(Stored items)
■ ■ ■ ■

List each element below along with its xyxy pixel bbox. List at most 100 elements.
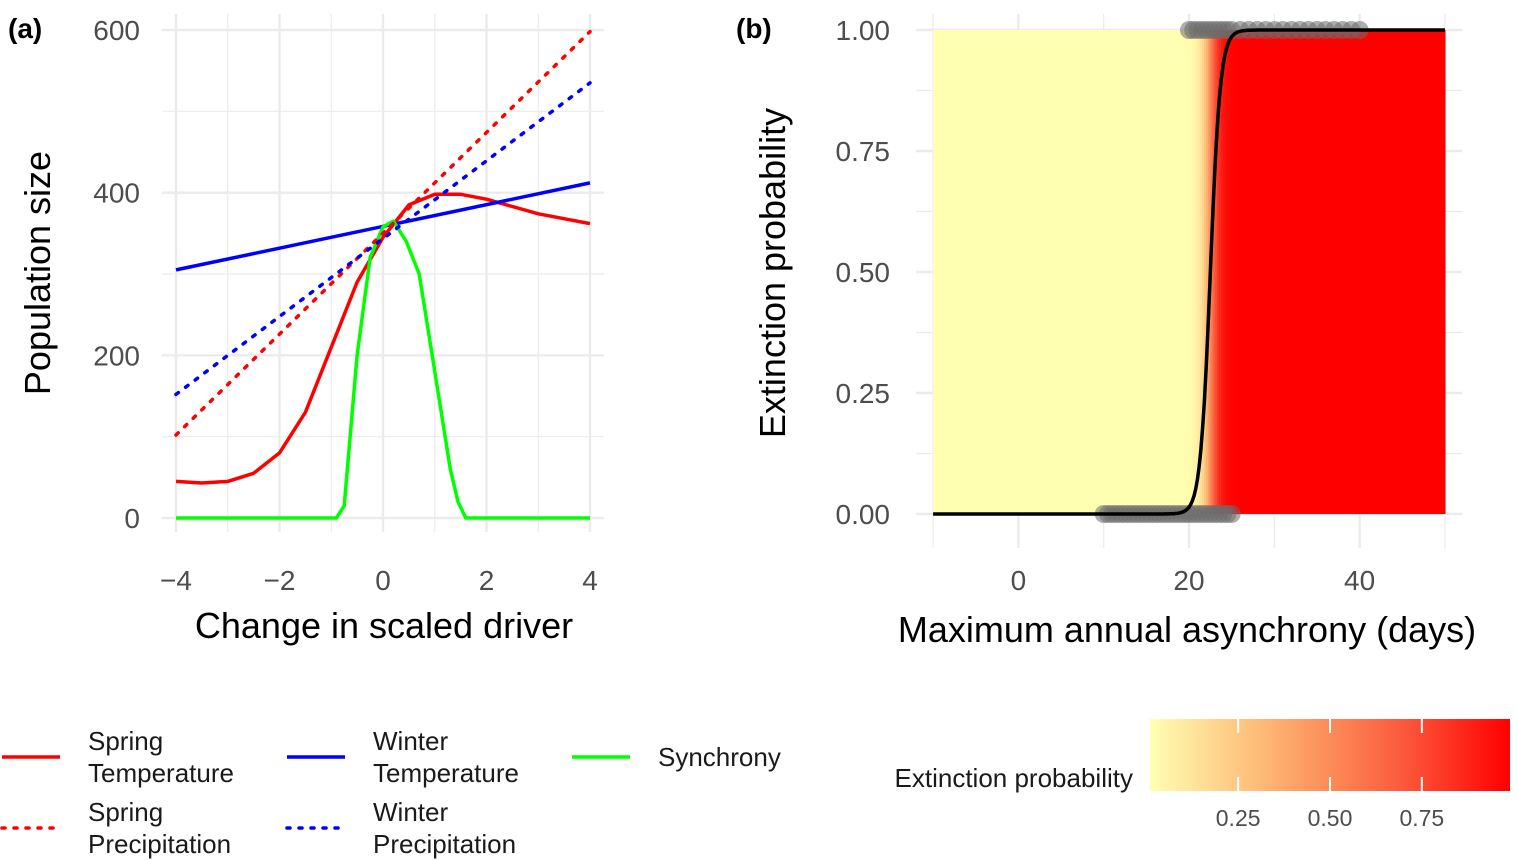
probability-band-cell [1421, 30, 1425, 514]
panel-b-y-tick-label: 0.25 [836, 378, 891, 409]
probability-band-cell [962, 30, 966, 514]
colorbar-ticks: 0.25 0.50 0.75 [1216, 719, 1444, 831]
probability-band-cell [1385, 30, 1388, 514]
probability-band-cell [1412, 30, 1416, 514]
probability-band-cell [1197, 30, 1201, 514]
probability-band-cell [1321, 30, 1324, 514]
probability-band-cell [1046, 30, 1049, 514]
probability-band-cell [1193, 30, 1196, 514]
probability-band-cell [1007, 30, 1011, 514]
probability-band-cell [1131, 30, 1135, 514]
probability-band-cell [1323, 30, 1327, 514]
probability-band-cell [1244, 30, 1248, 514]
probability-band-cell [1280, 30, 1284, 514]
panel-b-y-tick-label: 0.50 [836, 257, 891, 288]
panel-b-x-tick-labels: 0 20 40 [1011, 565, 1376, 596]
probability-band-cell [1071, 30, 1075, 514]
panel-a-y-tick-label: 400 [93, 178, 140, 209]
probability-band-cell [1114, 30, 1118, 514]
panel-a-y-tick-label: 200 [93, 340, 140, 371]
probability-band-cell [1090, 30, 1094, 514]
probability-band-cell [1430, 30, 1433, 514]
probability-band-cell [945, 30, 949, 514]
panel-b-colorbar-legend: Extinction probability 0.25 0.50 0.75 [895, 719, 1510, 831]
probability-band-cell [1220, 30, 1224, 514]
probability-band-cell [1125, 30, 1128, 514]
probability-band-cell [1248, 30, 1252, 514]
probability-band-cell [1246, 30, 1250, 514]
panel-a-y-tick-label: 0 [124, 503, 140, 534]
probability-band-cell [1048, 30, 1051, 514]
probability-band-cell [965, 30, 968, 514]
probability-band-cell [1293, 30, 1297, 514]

■ ■ ■ ■

Given problem
Update the entries above by replacing "probability-band-cell" with "probability-strip-cell" wherever it occurs, keeping everything else unchanged, and omit the pictures from the result.

Solution for this problem
List each element below along with its xyxy pixel bbox. List at most 100 elements.
probability-strip-cell [1421, 30, 1425, 514]
panel-b-y-tick-label: 0.25 [836, 378, 891, 409]
probability-strip-cell [962, 30, 966, 514]
colorbar-ticks: 0.25 0.50 0.75 [1216, 719, 1444, 831]
probability-strip-cell [1385, 30, 1388, 514]
probability-strip-cell [1412, 30, 1416, 514]
probability-strip-cell [1197, 30, 1201, 514]
probability-strip-cell [1321, 30, 1324, 514]
probability-strip-cell [1046, 30, 1049, 514]
probability-strip-cell [1193, 30, 1196, 514]
probability-strip-cell [1007, 30, 1011, 514]
probability-strip-cell [1131, 30, 1135, 514]
probability-strip-cell [1323, 30, 1327, 514]
probability-strip-cell [1244, 30, 1248, 514]
probability-strip-cell [1280, 30, 1284, 514]
panel-b-y-tick-label: 0.50 [836, 257, 891, 288]
panel-b-x-tick-labels: 0 20 40 [1011, 565, 1376, 596]
probability-strip-cell [1071, 30, 1075, 514]
panel-a-y-tick-label: 400 [93, 178, 140, 209]
probability-strip-cell [1114, 30, 1118, 514]
panel-a-y-tick-label: 200 [93, 340, 140, 371]
probability-strip-cell [1090, 30, 1094, 514]
probability-strip-cell [1430, 30, 1433, 514]
probability-strip-cell [945, 30, 949, 514]
panel-b-colorbar-legend: Extinction probability 0.25 0.50 0.75 [895, 719, 1510, 831]
probability-strip-cell [1220, 30, 1224, 514]
probability-strip-cell [1125, 30, 1128, 514]
probability-strip-cell [1248, 30, 1252, 514]
probability-strip-cell [1246, 30, 1250, 514]
panel-a-y-tick-label: 0 [124, 503, 140, 534]
probability-strip-cell [1048, 30, 1051, 514]
probability-strip-cell [965, 30, 968, 514]
probability-strip-cell [1293, 30, 1297, 514]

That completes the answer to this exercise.